▶ [STATED EXERCISE]:
Look through the listing for the word "文具やトナーなど備品を購入する際に申請を出してください". Copy each line that has it.

▶ [EXCERPTED RECORDS]:
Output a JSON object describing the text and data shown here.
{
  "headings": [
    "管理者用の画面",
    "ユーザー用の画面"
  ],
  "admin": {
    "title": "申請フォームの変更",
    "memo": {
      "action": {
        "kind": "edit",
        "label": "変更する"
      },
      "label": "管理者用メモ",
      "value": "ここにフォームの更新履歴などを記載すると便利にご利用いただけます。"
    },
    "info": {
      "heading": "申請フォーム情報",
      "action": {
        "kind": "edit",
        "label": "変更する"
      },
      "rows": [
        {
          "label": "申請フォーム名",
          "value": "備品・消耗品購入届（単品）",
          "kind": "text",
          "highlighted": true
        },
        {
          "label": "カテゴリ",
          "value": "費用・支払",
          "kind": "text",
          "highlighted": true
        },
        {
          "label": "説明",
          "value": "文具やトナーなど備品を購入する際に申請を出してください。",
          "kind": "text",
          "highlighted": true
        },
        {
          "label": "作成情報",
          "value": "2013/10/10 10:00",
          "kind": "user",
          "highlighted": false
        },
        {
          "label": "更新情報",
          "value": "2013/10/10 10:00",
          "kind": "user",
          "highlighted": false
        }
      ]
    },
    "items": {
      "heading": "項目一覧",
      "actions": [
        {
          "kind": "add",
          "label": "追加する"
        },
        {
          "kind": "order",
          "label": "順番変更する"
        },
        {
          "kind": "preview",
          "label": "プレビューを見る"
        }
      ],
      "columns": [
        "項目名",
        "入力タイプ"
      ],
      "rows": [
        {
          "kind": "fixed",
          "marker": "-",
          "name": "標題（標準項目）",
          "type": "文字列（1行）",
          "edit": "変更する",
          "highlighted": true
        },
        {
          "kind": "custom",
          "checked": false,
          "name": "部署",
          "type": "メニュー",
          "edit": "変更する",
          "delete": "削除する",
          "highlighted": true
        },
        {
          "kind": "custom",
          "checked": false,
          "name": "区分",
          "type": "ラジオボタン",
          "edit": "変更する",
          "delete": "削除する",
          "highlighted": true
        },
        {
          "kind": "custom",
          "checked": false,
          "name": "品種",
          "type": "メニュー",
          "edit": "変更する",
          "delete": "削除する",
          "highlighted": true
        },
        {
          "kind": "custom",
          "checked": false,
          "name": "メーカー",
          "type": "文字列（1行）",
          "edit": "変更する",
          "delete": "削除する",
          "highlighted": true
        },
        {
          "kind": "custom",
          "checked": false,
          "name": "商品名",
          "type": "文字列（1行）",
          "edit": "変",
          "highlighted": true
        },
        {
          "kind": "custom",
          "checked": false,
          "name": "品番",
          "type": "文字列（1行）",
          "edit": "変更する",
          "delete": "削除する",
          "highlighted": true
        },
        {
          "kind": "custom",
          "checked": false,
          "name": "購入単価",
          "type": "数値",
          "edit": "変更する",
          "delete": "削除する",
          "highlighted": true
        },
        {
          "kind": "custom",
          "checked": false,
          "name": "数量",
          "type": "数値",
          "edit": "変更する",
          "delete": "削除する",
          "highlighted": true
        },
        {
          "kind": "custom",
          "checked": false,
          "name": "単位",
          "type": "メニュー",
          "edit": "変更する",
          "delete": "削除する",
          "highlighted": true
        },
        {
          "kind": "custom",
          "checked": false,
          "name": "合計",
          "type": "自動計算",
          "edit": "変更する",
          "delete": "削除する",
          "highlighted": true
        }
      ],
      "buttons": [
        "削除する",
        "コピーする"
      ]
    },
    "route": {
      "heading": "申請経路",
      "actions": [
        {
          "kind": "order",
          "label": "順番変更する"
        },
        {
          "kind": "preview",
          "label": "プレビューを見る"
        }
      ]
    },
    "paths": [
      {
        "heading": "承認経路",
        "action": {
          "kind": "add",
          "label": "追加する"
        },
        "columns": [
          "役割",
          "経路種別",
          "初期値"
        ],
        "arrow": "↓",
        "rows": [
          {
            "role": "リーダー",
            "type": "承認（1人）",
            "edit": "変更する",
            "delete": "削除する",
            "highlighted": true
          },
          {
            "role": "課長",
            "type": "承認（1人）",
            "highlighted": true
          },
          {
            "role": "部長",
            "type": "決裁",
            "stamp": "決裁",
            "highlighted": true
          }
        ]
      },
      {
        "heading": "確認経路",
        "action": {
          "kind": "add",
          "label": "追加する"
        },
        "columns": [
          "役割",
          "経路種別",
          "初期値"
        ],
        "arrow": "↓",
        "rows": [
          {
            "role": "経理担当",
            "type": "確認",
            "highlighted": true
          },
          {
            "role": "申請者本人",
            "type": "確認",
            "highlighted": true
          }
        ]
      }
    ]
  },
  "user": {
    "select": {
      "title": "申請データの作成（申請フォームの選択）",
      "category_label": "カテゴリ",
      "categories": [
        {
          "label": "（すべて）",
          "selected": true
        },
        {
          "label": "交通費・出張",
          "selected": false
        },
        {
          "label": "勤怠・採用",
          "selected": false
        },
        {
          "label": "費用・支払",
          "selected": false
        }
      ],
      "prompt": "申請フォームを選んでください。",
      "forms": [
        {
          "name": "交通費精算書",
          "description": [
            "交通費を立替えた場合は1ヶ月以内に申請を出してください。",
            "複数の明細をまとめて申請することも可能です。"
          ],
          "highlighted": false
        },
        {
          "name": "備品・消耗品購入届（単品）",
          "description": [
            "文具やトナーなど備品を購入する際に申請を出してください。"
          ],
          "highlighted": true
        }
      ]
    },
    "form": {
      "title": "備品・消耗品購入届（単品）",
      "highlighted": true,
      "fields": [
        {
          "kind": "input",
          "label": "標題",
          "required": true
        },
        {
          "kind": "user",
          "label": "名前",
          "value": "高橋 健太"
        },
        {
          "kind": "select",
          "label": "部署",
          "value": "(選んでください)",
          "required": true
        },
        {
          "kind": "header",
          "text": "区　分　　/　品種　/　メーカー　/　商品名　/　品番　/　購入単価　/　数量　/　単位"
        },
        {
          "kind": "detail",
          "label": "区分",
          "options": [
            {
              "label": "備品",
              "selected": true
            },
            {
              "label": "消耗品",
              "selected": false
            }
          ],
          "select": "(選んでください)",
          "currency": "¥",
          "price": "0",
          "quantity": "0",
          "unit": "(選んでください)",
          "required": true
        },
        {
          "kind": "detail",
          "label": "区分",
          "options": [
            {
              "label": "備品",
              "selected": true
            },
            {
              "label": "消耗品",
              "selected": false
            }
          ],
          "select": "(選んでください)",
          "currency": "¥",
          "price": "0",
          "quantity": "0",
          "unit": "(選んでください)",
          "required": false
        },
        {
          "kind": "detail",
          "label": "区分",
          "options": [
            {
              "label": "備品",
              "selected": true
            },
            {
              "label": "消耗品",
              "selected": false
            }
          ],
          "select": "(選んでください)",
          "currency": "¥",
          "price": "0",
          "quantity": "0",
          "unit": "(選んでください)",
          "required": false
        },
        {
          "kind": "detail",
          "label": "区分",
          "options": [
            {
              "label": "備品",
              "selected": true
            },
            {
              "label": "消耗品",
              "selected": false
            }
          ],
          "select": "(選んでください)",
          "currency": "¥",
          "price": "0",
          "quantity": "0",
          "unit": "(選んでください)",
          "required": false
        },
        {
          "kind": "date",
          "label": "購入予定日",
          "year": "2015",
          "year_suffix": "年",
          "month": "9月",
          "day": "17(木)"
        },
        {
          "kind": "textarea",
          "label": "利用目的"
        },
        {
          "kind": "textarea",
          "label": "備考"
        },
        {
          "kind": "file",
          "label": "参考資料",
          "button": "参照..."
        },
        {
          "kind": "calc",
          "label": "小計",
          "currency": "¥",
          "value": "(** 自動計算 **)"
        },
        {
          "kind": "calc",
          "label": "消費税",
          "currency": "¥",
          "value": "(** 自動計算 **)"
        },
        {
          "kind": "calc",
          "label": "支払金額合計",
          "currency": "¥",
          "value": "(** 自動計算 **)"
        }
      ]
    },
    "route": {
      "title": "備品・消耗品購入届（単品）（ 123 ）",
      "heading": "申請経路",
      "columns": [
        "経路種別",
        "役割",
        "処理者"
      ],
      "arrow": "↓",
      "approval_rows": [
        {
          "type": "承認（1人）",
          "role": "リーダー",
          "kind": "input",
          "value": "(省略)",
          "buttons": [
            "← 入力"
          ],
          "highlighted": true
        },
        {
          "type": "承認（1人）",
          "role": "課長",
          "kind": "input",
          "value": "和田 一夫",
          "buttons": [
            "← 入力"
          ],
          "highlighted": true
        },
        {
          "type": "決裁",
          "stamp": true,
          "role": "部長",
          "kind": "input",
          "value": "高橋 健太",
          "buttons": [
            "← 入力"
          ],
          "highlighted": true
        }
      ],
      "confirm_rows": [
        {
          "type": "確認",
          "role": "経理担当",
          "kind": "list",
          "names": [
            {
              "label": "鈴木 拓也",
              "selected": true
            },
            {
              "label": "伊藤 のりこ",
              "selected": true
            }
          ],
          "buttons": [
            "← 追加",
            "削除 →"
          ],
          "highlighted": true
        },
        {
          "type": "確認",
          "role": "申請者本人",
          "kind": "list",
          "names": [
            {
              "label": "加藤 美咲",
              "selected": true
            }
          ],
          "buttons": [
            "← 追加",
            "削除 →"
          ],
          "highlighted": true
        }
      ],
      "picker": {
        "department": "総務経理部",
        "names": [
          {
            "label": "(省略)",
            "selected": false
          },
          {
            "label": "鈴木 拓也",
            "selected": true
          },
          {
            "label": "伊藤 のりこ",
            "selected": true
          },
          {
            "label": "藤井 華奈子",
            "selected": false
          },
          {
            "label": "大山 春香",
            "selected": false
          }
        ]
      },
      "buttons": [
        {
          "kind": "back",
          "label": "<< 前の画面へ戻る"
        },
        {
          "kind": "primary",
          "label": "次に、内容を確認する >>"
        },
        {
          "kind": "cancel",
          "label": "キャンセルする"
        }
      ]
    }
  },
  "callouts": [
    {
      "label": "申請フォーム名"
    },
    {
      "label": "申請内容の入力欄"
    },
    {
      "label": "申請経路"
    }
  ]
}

▶ [TASK RESULT]:
          "value": "文具やトナーなど備品を購入する際に申請を出してください。",
            "文具やトナーなど備品を購入する際に申請を出してください。"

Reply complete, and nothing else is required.